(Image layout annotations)
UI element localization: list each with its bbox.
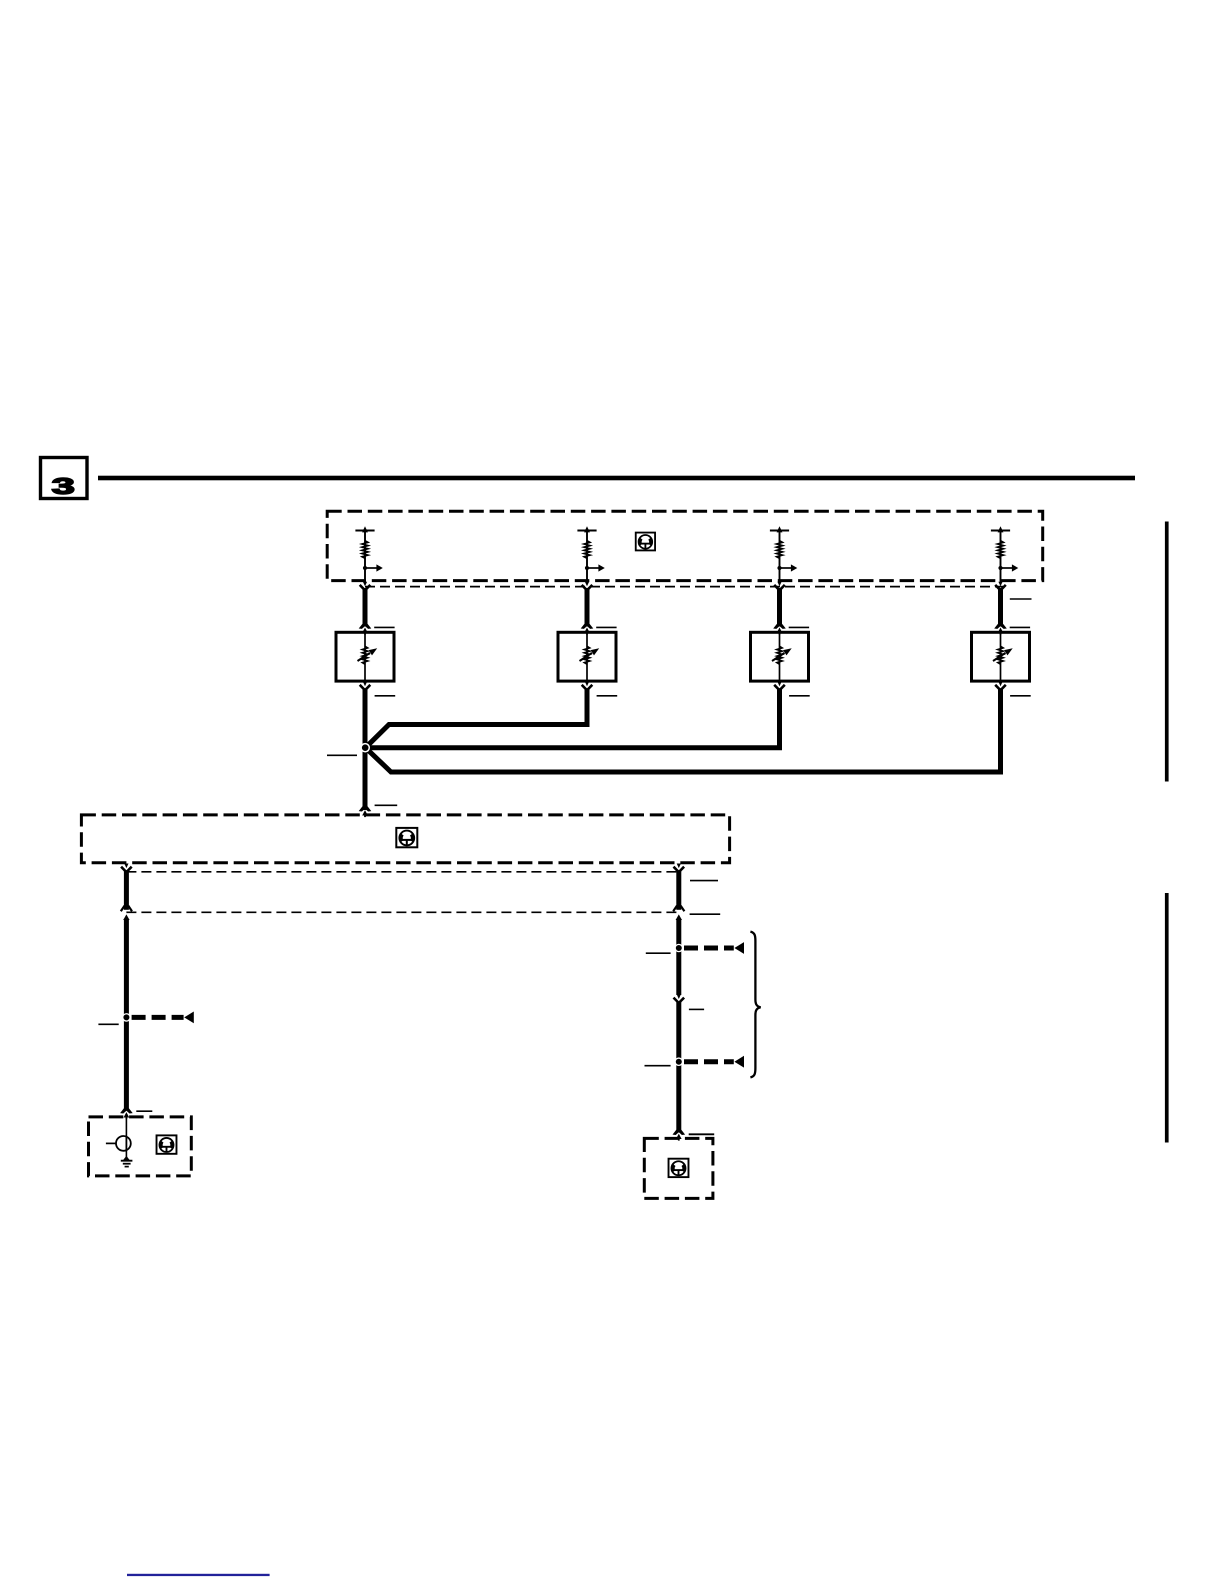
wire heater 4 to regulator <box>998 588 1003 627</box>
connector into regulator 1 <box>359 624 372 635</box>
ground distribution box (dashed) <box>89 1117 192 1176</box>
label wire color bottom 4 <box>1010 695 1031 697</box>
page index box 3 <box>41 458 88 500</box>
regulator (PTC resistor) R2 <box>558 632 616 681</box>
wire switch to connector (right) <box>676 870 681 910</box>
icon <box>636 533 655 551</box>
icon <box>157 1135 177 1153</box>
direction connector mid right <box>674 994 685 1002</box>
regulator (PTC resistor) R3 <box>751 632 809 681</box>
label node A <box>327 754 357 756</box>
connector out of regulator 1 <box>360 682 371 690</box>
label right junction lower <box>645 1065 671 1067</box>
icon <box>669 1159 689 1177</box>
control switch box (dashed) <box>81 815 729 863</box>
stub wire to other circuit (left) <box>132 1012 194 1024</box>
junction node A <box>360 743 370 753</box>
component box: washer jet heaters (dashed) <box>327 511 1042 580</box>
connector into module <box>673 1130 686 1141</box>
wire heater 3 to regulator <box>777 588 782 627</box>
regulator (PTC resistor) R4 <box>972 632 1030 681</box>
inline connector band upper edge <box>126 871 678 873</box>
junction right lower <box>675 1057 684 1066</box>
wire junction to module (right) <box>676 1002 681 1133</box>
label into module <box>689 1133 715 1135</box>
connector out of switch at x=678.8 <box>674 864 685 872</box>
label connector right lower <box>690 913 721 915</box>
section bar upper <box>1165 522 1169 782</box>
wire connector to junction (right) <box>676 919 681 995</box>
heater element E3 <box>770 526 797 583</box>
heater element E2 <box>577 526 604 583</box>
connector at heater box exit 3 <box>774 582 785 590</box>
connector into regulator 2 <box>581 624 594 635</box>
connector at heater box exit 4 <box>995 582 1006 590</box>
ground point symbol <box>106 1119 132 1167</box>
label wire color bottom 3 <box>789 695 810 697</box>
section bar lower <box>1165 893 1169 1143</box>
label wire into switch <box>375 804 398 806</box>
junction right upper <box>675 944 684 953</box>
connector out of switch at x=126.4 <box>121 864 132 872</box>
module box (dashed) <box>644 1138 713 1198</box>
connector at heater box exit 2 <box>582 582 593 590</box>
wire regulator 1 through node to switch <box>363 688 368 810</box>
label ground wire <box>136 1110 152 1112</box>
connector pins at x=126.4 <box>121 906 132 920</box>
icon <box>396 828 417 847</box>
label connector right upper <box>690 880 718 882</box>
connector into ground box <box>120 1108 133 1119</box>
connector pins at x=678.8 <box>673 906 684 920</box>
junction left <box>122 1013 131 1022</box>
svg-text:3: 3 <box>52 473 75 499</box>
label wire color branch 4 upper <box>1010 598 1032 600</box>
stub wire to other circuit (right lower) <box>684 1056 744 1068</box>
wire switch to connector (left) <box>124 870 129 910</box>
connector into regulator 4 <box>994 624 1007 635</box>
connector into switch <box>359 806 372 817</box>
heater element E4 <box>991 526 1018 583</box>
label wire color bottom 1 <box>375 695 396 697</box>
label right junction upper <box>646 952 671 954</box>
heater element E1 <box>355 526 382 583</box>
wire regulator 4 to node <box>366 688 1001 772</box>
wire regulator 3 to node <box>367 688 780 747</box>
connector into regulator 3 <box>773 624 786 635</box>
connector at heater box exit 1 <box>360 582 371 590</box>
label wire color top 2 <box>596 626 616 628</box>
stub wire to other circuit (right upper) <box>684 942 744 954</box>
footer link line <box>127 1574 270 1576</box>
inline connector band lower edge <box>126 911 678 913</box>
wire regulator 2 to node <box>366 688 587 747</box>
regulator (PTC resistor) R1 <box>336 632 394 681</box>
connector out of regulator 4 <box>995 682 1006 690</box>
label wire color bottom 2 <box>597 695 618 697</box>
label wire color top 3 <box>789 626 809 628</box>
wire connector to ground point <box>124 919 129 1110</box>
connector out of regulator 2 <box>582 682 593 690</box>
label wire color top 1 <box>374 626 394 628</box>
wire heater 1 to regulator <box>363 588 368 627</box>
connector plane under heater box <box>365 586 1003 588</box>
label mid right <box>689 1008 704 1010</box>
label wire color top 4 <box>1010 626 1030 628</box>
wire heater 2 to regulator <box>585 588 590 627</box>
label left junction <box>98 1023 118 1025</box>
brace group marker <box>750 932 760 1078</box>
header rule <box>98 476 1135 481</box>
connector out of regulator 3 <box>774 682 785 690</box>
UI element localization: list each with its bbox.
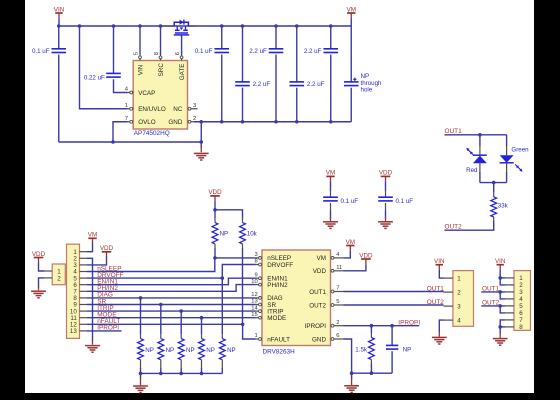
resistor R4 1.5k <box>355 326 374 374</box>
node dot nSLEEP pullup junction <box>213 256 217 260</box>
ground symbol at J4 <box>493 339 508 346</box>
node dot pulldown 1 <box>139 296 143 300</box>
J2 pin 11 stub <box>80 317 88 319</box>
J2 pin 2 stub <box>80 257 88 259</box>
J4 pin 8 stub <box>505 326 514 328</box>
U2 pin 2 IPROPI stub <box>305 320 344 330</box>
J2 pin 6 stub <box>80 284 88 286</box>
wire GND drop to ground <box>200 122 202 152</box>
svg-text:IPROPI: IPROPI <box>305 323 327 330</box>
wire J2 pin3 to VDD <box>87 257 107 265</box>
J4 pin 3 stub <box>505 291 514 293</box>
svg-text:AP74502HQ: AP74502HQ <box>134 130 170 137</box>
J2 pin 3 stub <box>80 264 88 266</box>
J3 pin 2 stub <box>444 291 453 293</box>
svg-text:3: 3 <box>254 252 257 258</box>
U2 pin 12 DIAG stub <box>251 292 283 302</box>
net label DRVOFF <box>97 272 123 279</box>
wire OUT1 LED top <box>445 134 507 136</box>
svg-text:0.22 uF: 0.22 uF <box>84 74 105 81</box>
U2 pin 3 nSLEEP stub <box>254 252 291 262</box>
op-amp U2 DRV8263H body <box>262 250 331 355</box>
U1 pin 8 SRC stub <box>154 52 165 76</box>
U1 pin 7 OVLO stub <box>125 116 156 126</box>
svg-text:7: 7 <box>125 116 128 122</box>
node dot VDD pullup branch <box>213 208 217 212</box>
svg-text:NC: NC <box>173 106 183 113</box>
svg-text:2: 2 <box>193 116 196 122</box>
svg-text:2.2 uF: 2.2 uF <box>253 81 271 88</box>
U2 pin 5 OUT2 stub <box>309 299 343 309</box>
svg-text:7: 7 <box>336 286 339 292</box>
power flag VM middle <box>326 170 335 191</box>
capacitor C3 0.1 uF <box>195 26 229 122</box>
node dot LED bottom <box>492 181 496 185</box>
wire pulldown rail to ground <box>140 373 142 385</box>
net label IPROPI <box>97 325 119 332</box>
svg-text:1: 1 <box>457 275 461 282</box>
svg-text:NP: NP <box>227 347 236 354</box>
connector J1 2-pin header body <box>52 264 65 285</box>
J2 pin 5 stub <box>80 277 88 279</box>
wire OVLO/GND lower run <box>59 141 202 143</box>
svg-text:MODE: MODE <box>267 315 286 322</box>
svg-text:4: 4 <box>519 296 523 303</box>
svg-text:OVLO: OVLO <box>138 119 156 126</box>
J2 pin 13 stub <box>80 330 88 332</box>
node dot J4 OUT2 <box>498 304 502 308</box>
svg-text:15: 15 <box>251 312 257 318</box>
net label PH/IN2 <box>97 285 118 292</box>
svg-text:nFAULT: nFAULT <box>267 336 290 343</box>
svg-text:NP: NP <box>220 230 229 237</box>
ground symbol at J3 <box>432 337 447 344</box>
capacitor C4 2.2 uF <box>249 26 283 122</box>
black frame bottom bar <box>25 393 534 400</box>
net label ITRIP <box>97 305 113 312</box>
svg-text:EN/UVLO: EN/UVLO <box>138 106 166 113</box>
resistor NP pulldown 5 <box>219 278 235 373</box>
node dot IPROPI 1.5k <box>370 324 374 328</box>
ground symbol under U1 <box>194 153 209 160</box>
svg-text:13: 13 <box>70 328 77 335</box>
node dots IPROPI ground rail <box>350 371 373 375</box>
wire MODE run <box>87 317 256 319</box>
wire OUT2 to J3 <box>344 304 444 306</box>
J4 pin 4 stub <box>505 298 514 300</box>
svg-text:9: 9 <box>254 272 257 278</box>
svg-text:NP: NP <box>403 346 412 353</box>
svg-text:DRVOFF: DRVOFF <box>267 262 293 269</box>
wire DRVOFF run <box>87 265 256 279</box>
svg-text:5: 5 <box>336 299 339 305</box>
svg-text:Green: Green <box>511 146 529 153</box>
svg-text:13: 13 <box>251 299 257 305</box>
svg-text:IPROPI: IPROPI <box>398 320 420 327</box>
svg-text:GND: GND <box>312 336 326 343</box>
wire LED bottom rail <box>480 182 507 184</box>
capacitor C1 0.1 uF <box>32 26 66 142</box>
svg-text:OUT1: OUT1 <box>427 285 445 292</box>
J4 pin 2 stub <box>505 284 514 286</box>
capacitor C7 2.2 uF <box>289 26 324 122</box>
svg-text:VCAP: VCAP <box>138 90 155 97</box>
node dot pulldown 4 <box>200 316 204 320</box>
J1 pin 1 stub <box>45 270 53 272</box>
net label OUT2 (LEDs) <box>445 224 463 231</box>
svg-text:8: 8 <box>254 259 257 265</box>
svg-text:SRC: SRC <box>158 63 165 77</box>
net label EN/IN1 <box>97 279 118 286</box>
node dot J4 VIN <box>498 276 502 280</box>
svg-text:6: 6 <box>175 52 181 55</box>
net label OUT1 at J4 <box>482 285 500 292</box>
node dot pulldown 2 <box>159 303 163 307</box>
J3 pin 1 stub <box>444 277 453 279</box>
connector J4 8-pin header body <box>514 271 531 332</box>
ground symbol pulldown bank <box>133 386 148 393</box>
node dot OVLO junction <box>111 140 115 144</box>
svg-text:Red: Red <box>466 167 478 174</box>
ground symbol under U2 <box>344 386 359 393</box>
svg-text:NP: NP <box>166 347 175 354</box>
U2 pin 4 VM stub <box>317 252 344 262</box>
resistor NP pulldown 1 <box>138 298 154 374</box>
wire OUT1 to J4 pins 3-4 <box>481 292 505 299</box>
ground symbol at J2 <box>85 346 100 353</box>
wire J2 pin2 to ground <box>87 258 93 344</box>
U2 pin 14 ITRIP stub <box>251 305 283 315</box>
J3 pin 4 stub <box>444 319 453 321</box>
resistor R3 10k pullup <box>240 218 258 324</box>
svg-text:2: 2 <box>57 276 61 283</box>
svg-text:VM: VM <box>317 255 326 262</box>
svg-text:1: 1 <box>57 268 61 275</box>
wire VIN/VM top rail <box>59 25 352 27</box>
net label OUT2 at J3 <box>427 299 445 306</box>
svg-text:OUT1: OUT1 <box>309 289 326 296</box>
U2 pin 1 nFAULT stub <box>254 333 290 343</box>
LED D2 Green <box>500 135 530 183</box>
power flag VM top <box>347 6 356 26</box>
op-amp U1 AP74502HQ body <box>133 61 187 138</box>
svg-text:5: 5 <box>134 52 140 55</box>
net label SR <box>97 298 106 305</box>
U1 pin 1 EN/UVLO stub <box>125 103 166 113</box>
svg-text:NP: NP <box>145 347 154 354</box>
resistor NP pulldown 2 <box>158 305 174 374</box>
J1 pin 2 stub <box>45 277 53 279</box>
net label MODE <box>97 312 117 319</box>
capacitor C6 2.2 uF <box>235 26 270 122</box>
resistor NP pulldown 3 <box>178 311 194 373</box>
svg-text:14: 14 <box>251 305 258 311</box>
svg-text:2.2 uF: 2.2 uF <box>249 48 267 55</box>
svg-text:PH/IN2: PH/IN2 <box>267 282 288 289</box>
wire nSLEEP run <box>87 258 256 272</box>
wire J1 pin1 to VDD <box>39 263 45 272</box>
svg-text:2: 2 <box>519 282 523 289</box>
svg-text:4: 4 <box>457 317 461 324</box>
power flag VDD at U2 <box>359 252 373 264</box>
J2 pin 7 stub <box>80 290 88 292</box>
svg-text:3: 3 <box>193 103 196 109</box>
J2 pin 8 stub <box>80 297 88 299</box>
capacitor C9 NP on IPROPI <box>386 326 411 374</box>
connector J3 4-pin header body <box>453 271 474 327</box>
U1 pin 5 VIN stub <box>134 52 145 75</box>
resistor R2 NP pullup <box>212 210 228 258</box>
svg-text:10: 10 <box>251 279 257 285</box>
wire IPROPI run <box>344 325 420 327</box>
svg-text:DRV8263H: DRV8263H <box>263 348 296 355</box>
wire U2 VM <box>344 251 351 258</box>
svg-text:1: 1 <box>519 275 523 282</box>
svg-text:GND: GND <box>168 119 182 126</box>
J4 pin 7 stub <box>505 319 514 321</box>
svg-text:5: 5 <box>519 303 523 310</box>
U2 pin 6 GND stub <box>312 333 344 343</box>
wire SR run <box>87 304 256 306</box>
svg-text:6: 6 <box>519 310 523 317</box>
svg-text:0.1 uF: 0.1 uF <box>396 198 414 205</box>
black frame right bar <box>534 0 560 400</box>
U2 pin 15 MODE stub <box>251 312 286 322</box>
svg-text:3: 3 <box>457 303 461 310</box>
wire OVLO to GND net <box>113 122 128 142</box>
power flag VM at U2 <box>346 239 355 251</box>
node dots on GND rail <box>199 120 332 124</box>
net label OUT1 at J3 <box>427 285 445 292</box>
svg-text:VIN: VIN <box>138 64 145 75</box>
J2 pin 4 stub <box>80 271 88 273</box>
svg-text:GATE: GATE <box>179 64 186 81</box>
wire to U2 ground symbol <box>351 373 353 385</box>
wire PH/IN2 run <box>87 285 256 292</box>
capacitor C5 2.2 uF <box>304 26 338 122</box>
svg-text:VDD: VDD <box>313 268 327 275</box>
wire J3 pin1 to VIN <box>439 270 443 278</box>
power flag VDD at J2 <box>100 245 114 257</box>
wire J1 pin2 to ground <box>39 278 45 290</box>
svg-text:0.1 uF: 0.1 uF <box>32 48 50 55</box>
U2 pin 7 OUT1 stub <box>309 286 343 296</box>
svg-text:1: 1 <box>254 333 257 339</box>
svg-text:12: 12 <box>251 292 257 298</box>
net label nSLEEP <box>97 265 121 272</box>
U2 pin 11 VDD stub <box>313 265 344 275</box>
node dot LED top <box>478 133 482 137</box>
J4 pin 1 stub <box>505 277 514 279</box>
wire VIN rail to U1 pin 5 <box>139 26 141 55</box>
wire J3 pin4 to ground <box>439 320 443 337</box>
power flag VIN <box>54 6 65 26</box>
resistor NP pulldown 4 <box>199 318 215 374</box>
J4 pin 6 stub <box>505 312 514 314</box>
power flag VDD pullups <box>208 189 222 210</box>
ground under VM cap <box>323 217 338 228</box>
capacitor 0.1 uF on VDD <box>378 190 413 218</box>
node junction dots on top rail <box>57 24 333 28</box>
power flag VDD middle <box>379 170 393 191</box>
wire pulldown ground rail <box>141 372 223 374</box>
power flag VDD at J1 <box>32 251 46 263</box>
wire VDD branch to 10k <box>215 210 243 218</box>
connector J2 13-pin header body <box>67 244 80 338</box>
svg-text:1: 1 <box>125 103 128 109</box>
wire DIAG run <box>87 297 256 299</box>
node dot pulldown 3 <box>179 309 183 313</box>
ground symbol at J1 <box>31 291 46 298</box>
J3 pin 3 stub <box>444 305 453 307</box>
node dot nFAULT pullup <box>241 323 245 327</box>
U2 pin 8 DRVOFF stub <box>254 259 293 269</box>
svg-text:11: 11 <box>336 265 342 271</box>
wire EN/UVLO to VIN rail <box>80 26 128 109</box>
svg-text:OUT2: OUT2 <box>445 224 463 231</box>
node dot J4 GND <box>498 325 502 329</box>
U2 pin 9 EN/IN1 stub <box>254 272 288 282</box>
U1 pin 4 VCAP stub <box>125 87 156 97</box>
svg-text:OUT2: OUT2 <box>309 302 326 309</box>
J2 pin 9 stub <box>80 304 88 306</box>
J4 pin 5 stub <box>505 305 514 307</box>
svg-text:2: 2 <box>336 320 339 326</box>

» **What you are asked to do**
Please quote the data between the lines holding "wire heater 4" and "component box: washer", inclusive.

» **Exercise answer**
wire heater 4 to regulator <box>998 588 1003 627</box>
connector into regulator 1 <box>359 624 372 635</box>
ground distribution box (dashed) <box>89 1117 192 1176</box>
label wire color bottom 4 <box>1010 695 1031 697</box>
page index box 3 <box>41 458 88 500</box>
regulator (PTC resistor) R2 <box>558 632 616 681</box>
wire switch to connector (right) <box>676 870 681 910</box>
icon <box>636 533 655 551</box>
icon <box>157 1135 177 1153</box>
direction connector mid right <box>674 994 685 1002</box>
regulator (PTC resistor) R3 <box>751 632 809 681</box>
label node A <box>327 754 357 756</box>
connector out of regulator 1 <box>360 682 371 690</box>
label right junction lower <box>645 1065 671 1067</box>
icon <box>669 1159 689 1177</box>
control switch box (dashed) <box>81 815 729 863</box>
stub wire to other circuit (left) <box>132 1012 194 1024</box>
junction node A <box>360 743 370 753</box>
component box: washer jet heaters (dashed) <box>327 511 1042 580</box>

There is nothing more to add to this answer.